Task details
Return the listing below in full, with every line exactly as it is.
►
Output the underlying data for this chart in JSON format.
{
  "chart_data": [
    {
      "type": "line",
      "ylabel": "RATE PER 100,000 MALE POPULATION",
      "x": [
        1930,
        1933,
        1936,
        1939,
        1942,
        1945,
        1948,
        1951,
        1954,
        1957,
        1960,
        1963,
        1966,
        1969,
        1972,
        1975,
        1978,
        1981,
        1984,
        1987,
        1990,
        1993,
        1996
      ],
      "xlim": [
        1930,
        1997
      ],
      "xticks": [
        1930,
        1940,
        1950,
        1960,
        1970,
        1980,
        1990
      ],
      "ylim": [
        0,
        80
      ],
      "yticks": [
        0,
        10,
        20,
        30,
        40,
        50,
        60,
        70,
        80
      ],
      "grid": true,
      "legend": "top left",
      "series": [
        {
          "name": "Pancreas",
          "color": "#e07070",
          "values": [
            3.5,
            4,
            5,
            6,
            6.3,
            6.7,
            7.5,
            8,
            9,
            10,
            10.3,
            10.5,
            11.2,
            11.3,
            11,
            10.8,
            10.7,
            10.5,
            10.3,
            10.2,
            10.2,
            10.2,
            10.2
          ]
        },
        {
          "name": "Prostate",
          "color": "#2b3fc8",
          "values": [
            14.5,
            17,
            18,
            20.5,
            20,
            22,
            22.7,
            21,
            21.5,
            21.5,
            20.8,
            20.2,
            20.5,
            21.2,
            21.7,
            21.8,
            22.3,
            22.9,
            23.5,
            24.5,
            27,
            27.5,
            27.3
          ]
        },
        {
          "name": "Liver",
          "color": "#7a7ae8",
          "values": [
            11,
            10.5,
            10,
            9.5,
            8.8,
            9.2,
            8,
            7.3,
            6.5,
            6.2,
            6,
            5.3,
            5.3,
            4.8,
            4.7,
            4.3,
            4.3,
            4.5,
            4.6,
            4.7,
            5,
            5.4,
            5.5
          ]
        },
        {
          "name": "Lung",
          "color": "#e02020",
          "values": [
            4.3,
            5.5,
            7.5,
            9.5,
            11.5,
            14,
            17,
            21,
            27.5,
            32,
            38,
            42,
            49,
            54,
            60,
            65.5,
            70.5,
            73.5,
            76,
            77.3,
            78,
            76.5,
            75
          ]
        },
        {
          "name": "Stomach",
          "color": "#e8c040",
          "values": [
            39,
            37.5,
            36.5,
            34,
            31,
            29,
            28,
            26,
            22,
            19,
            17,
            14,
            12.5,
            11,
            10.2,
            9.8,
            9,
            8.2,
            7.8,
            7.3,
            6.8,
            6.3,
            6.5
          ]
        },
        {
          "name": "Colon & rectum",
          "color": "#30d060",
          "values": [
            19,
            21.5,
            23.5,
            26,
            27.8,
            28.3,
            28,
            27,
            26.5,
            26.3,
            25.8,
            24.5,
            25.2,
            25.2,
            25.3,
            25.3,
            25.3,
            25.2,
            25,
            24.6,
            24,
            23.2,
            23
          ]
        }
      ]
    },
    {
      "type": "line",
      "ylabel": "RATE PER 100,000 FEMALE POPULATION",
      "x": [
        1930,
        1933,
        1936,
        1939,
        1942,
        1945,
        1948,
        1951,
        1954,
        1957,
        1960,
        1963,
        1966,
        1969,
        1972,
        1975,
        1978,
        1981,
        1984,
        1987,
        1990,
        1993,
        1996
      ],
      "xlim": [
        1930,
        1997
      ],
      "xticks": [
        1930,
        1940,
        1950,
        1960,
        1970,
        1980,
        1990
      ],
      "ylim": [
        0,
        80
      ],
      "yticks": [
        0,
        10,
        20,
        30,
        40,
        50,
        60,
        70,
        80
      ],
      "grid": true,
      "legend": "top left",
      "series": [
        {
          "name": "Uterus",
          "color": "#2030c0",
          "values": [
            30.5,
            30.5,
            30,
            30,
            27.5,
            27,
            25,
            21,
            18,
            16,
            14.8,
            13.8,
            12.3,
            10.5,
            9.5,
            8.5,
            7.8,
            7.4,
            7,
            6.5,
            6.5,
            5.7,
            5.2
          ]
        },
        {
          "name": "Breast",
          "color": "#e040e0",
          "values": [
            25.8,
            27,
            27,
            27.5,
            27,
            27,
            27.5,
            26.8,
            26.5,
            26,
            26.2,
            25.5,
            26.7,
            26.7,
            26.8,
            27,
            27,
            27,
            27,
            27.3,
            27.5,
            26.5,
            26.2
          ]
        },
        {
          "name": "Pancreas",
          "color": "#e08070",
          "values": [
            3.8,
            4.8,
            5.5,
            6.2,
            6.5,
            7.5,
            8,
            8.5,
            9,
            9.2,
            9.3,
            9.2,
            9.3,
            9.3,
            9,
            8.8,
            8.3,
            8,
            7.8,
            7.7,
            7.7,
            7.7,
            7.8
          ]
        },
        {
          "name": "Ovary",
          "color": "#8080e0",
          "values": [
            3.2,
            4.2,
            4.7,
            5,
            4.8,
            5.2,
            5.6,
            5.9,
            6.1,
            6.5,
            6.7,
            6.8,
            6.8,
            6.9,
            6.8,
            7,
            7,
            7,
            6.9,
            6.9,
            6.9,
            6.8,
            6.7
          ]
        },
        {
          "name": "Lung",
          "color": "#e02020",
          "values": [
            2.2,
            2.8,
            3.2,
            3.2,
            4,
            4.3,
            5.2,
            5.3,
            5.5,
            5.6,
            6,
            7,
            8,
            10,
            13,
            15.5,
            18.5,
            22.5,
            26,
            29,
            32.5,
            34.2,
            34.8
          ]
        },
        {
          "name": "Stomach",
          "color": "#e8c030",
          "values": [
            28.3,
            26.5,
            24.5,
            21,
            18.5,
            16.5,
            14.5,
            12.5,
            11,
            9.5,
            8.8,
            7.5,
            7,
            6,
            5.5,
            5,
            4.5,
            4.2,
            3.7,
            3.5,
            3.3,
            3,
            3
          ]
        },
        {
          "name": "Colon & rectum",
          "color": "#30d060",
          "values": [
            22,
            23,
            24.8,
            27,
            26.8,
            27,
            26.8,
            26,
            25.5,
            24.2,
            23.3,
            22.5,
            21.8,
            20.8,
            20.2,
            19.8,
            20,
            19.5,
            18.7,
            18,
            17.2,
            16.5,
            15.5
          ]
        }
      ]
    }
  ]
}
◄
Problem solution
Output the underlying data for this chart in JSON format.
{
  "chart_data": [
    {
      "type": "line",
      "ylabel": "RATE PER 100,000 MALE POPULATION",
      "x": [
        1930,
        1933,
        1936,
        1939,
        1942,
        1945,
        1948,
        1951,
        1954,
        1957,
        1960,
        1963,
        1966,
        1969,
        1972,
        1975,
        1978,
        1981,
        1984,
        1987,
        1990,
        1993,
        1996
      ],
      "xlim": [
        1930,
        1997
      ],
      "xticks": [
        1930,
        1940,
        1950,
        1960,
        1970,
        1980,
        1990
      ],
      "ylim": [
        0,
        80
      ],
      "yticks": [
        0,
        10,
        20,
        30,
        40,
        50,
        60,
        70,
        80
      ],
      "grid": true,
      "legend": "top left",
      "series": [
        {
          "name": "Pancreas",
          "color": "#e07070",
          "values": [
            3.5,
            4,
            5,
            6,
            6.3,
            6.7,
            7.5,
            8,
            9,
            10,
            10.3,
            10.5,
            11.2,
            11.3,
            11,
            10.8,
            10.7,
            10.5,
            10.3,
            10.2,
            10.2,
            10.2,
            10.2
          ]
        },
        {
          "name": "Prostate",
          "color": "#2b3fc8",
          "values": [
            14.5,
            17,
            18,
            20.5,
            20,
            22,
            22.7,
            21,
            21.5,
            21.5,
            20.8,
            20.2,
            20.5,
            21.2,
            21.7,
            21.8,
            22.3,
            22.9,
            23.5,
            24.5,
            27,
            27.5,
            27.3
          ]
        },
        {
          "name": "Liver",
          "color": "#7a7ae8",
          "values": [
            11,
            10.5,
            10,
            9.5,
            8.8,
            9.2,
            8,
            7.3,
            6.5,
            6.2,
            6,
            5.3,
            5.3,
            4.8,
            4.7,
            4.3,
            4.3,
            4.5,
            4.6,
            4.7,
            5,
            5.4,
            5.5
          ]
        },
        {
          "name": "Lung",
          "color": "#e02020",
          "values": [
            4.3,
            5.5,
            7.5,
            9.5,
            11.5,
            14,
            17,
            21,
            27.5,
            32,
            38,
            42,
            49,
            54,
            60,
            65.5,
            70.5,
            73.5,
            76,
            77.3,
            78,
            76.5,
            75
          ]
        },
        {
          "name": "Stomach",
          "color": "#e8c040",
          "values": [
            39,
            37.5,
            36.5,
            34,
            31,
            29,
            28,
            26,
            22,
            19,
            17,
            14,
            12.5,
            11,
            10.2,
            9.8,
            9,
            8.2,
            7.8,
            7.3,
            6.8,
            6.3,
            6.5
          ]
        },
        {
          "name": "Colon & rectum",
          "color": "#30d060",
          "values": [
            19,
            21.5,
            23.5,
            26,
            27.8,
            28.3,
            28,
            27,
            26.5,
            26.3,
            25.8,
            24.5,
            25.2,
            25.2,
            25.3,
            25.3,
            25.3,
            25.2,
            25,
            24.6,
            24,
            23.2,
            23
          ]
        }
      ]
    },
    {
      "type": "line",
      "ylabel": "RATE PER 100,000 FEMALE POPULATION",
      "x": [
        1930,
        1933,
        1936,
        1939,
        1942,
        1945,
        1948,
        1951,
        1954,
        1957,
        1960,
        1963,
        1966,
        1969,
        1972,
        1975,
        1978,
        1981,
        1984,
        1987,
        1990,
        1993,
        1996
      ],
      "xlim": [
        1930,
        1997
      ],
      "xticks": [
        1930,
        1940,
        1950,
        1960,
        1970,
        1980,
        1990
      ],
      "ylim": [
        0,
        80
      ],
      "yticks": [
        0,
        10,
        20,
        30,
        40,
        50,
        60,
        70,
        80
      ],
      "grid": true,
      "legend": "top left",
      "series": [
        {
          "name": "Uterus",
          "color": "#2030c0",
          "values": [
            30.5,
            30.5,
            30,
            30,
            27.5,
            27,
            25,
            21,
            18,
            16,
            14.8,
            13.8,
            12.3,
            10.5,
            9.5,
            8.5,
            7.8,
            7.4,
            7,
            6.5,
            6.5,
            5.7,
            5.2
          ]
        },
        {
          "name": "Breast",
          "color": "#e040e0",
          "values": [
            25.8,
            27,
            27,
            27.5,
            27,
            27,
            27.5,
            26.8,
            26.5,
            26,
            26.2,
            25.5,
            26.7,
            26.7,
            26.8,
            27,
            27,
            27,
            27,
            27.3,
            27.5,
            26.5,
            26.2
          ]
        },
        {
          "name": "Pancreas",
          "color": "#e08070",
          "values": [
            3.8,
            4.8,
            5.5,
            6.2,
            6.5,
            7.5,
            8,
            8.5,
            9,
            9.2,
            9.3,
            9.2,
            9.3,
            9.3,
            9,
            8.8,
            8.3,
            8,
            7.8,
            7.7,
            7.7,
            7.7,
            7.8
          ]
        },
        {
          "name": "Ovary",
          "color": "#8080e0",
          "values": [
            3.2,
            4.2,
            4.7,
            5,
            4.8,
            5.2,
            5.6,
            5.9,
            6.1,
            6.5,
            6.7,
            6.8,
            6.8,
            6.9,
            6.8,
            7,
            7,
            7,
            6.9,
            6.9,
            6.9,
            6.8,
            6.7
          ]
        },
        {
          "name": "Lung",
          "color": "#e02020",
          "values": [
            2.2,
            2.8,
            3.2,
            3.2,
            4,
            4.3,
            5.2,
            5.3,
            5.5,
            5.6,
            6,
            7,
            8,
            10,
            13,
            15.5,
            18.5,
            22.5,
            26,
            29,
            32.5,
            34.2,
            34.8
          ]
        },
        {
          "name": "Stomach",
          "color": "#e8c030",
          "values": [
            28.3,
            26.5,
            24.5,
            21,
            18.5,
            16.5,
            14.5,
            12.5,
            11,
            9.5,
            8.8,
            7.5,
            7,
            6,
            5.5,
            5,
            4.5,
            4.2,
            3.7,
            3.5,
            3.3,
            3,
            3
          ]
        },
        {
          "name": "Colon & rectum",
          "color": "#30d060",
          "values": [
            22,
            23,
            24.8,
            27,
            26.8,
            27,
            26.8,
            26,
            25.5,
            24.2,
            23.3,
            22.5,
            21.8,
            20.8,
            20.2,
            19.8,
            20,
            19.5,
            18.7,
            18,
            17.2,
            16.5,
            15.5
          ]
        }
      ]
    }
  ]
}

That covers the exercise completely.